- Written task: Go through each line of the records below and count those with the word "What". Give only the count.

- Supplied entries:
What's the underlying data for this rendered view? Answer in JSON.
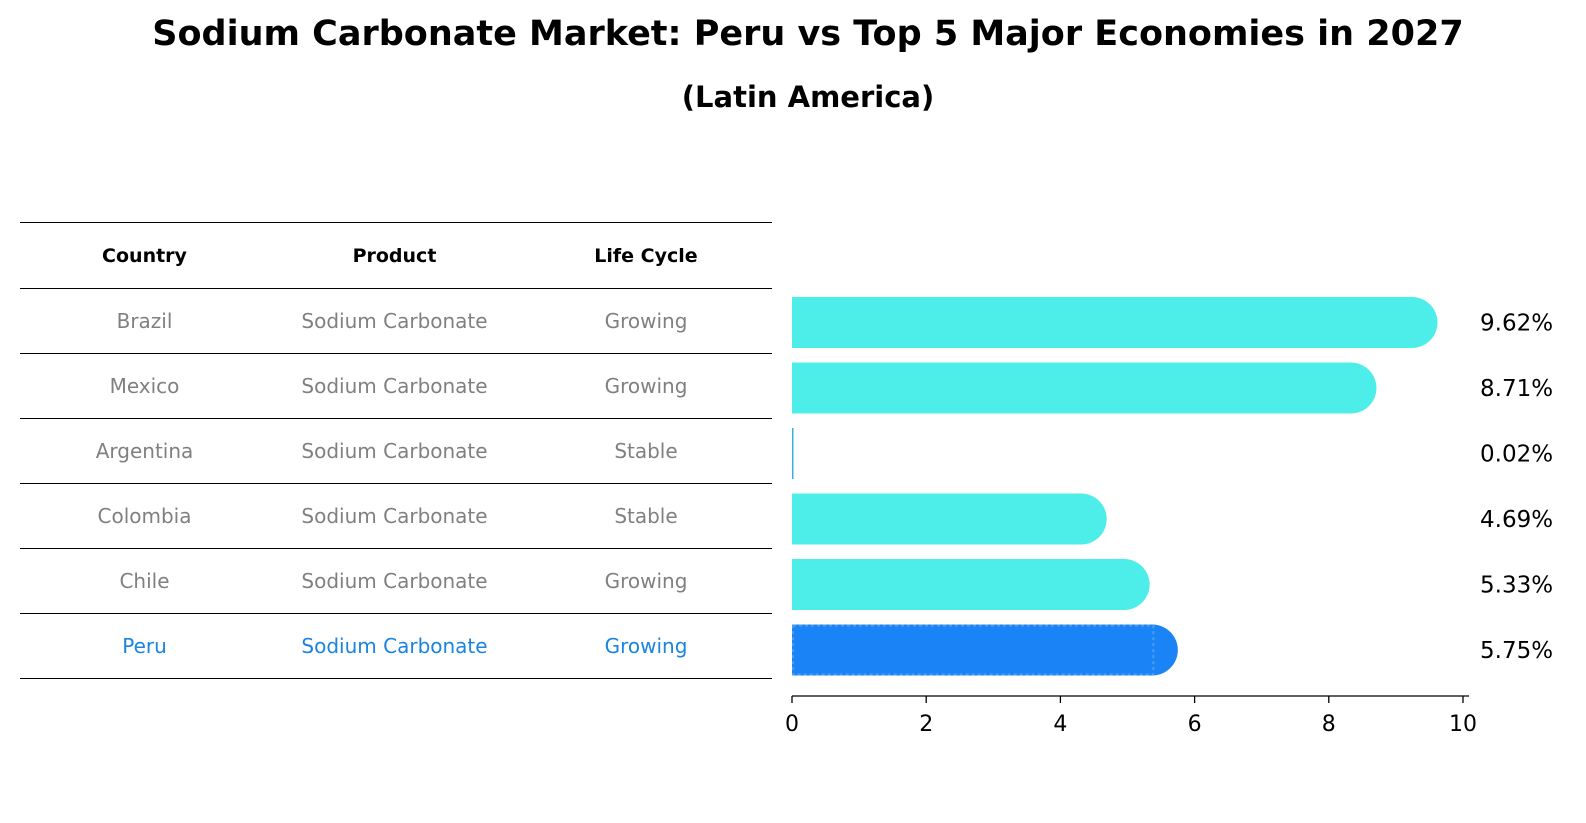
{
  "title": "Sodium Carbonate Market: Peru vs Top 5 Major Economies in 2027",
  "subtitle": "(Latin America)",
  "table": {
    "headers": [
      "Country",
      "Product",
      "Life Cycle"
    ],
    "rows": [
      [
        "Brazil",
        "Sodium Carbonate",
        "Growing"
      ],
      [
        "Mexico",
        "Sodium Carbonate",
        "Growing"
      ],
      [
        "Argentina",
        "Sodium Carbonate",
        "Stable"
      ],
      [
        "Colombia",
        "Sodium Carbonate",
        "Stable"
      ],
      [
        "Chile",
        "Sodium Carbonate",
        "Growing"
      ],
      [
        "Peru",
        "Sodium Carbonate",
        "Growing"
      ]
    ]
  },
  "chart_data": {
    "type": "bar",
    "orientation": "horizontal",
    "categories": [
      "Brazil",
      "Mexico",
      "Argentina",
      "Colombia",
      "Chile",
      "Peru"
    ],
    "values": [
      9.62,
      8.71,
      0.02,
      4.69,
      5.33,
      5.75
    ],
    "value_labels": [
      "9.62%",
      "8.71%",
      "0.02%",
      "4.69%",
      "5.33%",
      "5.75%"
    ],
    "highlight": "Peru",
    "xlim": [
      0,
      10
    ],
    "xticks": [
      0,
      2,
      4,
      6,
      8,
      10
    ],
    "xlabel": "",
    "ylabel": "",
    "grid": false,
    "colors": {
      "bar": "#4deee9",
      "highlight": "#1a84f6"
    }
  }
}
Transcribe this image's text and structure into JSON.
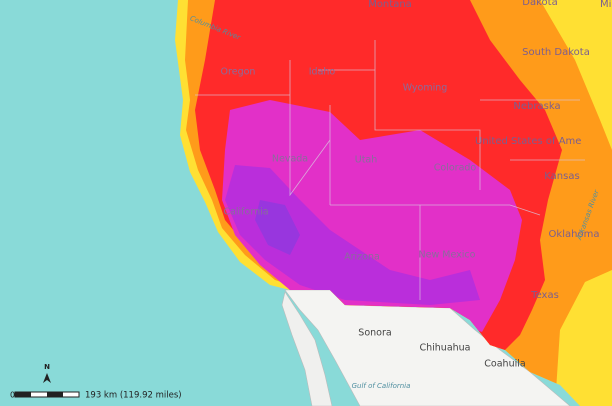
{
  "north": "N",
  "scale_bar": {
    "zero": "0",
    "text": "193 km (119.92 miles)"
  },
  "labels": [
    {
      "text": "Montana"
    },
    {
      "text": "Dakota"
    },
    {
      "text": "Mi"
    },
    {
      "text": "South Dakota"
    },
    {
      "text": "Nebraska"
    },
    {
      "text": "United States of Ame"
    },
    {
      "text": "Kansas"
    },
    {
      "text": "Oklahoma"
    },
    {
      "text": "Texas"
    },
    {
      "text": "Oregon"
    },
    {
      "text": "Idaho"
    },
    {
      "text": "Wyoming"
    },
    {
      "text": "Nevada"
    },
    {
      "text": "Utah"
    },
    {
      "text": "Colorado"
    },
    {
      "text": "California"
    },
    {
      "text": "Arizona"
    },
    {
      "text": "New Mexico"
    },
    {
      "text": "Sonora"
    },
    {
      "text": "Chihuahua"
    },
    {
      "text": "Coahuila"
    },
    {
      "text": "Gulf of California"
    },
    {
      "text": "Columbia River"
    },
    {
      "text": "Arkansas River"
    }
  ]
}
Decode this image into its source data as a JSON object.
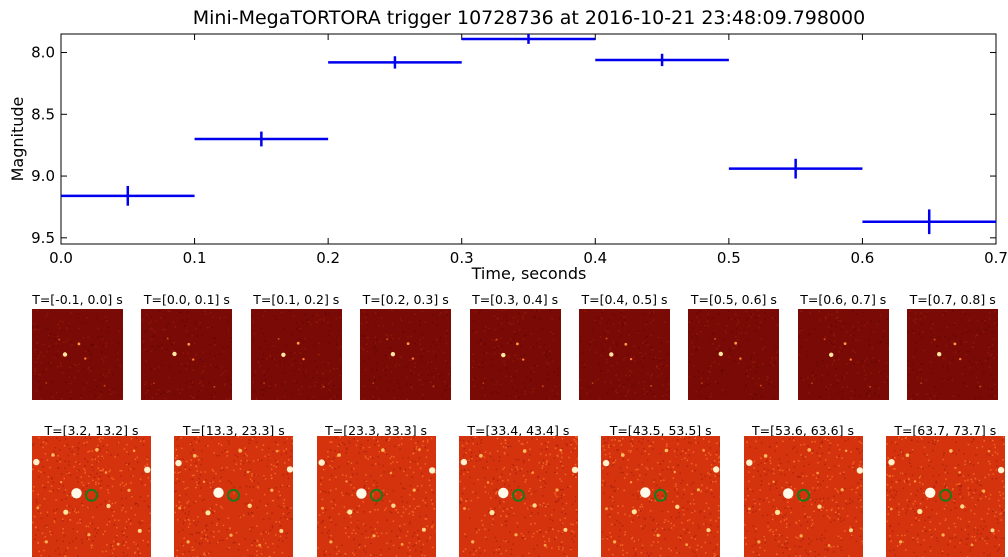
{
  "chart_data": {
    "type": "scatter",
    "title": "Mini-MegaTORTORA trigger 10728736 at 2016-10-21 23:48:09.798000",
    "xlabel": "Time, seconds",
    "ylabel": "Magnitude",
    "xlim": [
      0.0,
      0.7
    ],
    "ylim": [
      9.55,
      7.85
    ],
    "y_inverted": true,
    "grid": false,
    "x_ticks": [
      "0.0",
      "0.1",
      "0.2",
      "0.3",
      "0.4",
      "0.5",
      "0.6",
      "0.7"
    ],
    "y_ticks": [
      "8.0",
      "8.5",
      "9.0",
      "9.5"
    ],
    "series": [
      {
        "color": "#0000ee",
        "points": [
          {
            "x": 0.05,
            "y": 9.16,
            "xerr": 0.05,
            "yerr": 0.08
          },
          {
            "x": 0.15,
            "y": 8.7,
            "xerr": 0.05,
            "yerr": 0.06
          },
          {
            "x": 0.25,
            "y": 8.08,
            "xerr": 0.05,
            "yerr": 0.05
          },
          {
            "x": 0.35,
            "y": 7.89,
            "xerr": 0.05,
            "yerr": 0.04
          },
          {
            "x": 0.45,
            "y": 8.06,
            "xerr": 0.05,
            "yerr": 0.05
          },
          {
            "x": 0.55,
            "y": 8.94,
            "xerr": 0.05,
            "yerr": 0.08
          },
          {
            "x": 0.65,
            "y": 9.37,
            "xerr": 0.05,
            "yerr": 0.1
          }
        ]
      }
    ]
  },
  "short_panels": [
    {
      "label": "T=[-0.1, 0.0] s"
    },
    {
      "label": "T=[0.0, 0.1] s"
    },
    {
      "label": "T=[0.1, 0.2] s"
    },
    {
      "label": "T=[0.2, 0.3] s"
    },
    {
      "label": "T=[0.3, 0.4] s"
    },
    {
      "label": "T=[0.4, 0.5] s"
    },
    {
      "label": "T=[0.5, 0.6] s"
    },
    {
      "label": "T=[0.6, 0.7] s"
    },
    {
      "label": "T=[0.7, 0.8] s"
    }
  ],
  "long_panels": [
    {
      "label": "T=[3.2, 13.2] s"
    },
    {
      "label": "T=[13.3, 23.3] s"
    },
    {
      "label": "T=[23.3, 33.3] s"
    },
    {
      "label": "T=[33.4, 43.4] s"
    },
    {
      "label": "T=[43.5, 53.5] s"
    },
    {
      "label": "T=[53.6, 63.6] s"
    },
    {
      "label": "T=[63.7, 73.7] s"
    }
  ],
  "colors": {
    "short_background": "#7a0a05",
    "long_background": "#d4330e",
    "highlight_circle": "#1a7a1a"
  }
}
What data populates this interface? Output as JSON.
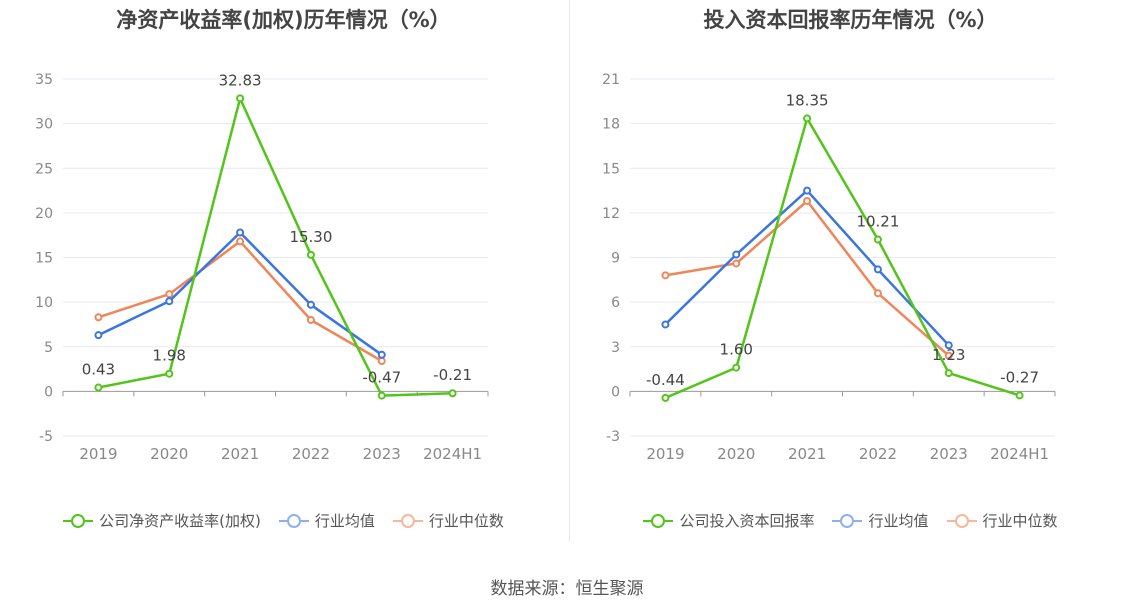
{
  "source": "数据来源：恒生聚源",
  "chart_data": [
    {
      "type": "line",
      "title": "净资产收益率(加权)历年情况（%）",
      "categories": [
        "2019",
        "2020",
        "2021",
        "2022",
        "2023",
        "2024H1"
      ],
      "ylim": [
        -5,
        35
      ],
      "yticks": [
        -5,
        0,
        5,
        10,
        15,
        20,
        25,
        30,
        35
      ],
      "series": [
        {
          "name": "公司净资产收益率(加权)",
          "color": "#52c41a",
          "values": [
            0.43,
            1.98,
            32.83,
            15.3,
            -0.47,
            -0.21
          ],
          "labels": [
            "0.43",
            "1.98",
            "32.83",
            "15.30",
            "-0.47",
            "-0.21"
          ]
        },
        {
          "name": "行业均值",
          "color": "#3a75e0",
          "values": [
            6.3,
            10.1,
            17.8,
            9.7,
            4.1,
            null
          ]
        },
        {
          "name": "行业中位数",
          "color": "#f0855a",
          "values": [
            8.3,
            10.9,
            16.8,
            8.0,
            3.4,
            null
          ]
        }
      ]
    },
    {
      "type": "line",
      "title": "投入资本回报率历年情况（%）",
      "categories": [
        "2019",
        "2020",
        "2021",
        "2022",
        "2023",
        "2024H1"
      ],
      "ylim": [
        -3,
        21
      ],
      "yticks": [
        -3,
        0,
        3,
        6,
        9,
        12,
        15,
        18,
        21
      ],
      "series": [
        {
          "name": "公司投入资本回报率",
          "color": "#52c41a",
          "values": [
            -0.44,
            1.6,
            18.35,
            10.21,
            1.23,
            -0.27
          ],
          "labels": [
            "-0.44",
            "1.60",
            "18.35",
            "10.21",
            "1.23",
            "-0.27"
          ]
        },
        {
          "name": "行业均值",
          "color": "#3a75e0",
          "values": [
            4.5,
            9.2,
            13.5,
            8.2,
            3.1,
            null
          ]
        },
        {
          "name": "行业中位数",
          "color": "#f0855a",
          "values": [
            7.8,
            8.6,
            12.8,
            6.6,
            2.4,
            null
          ]
        }
      ]
    }
  ]
}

- Expected output: 2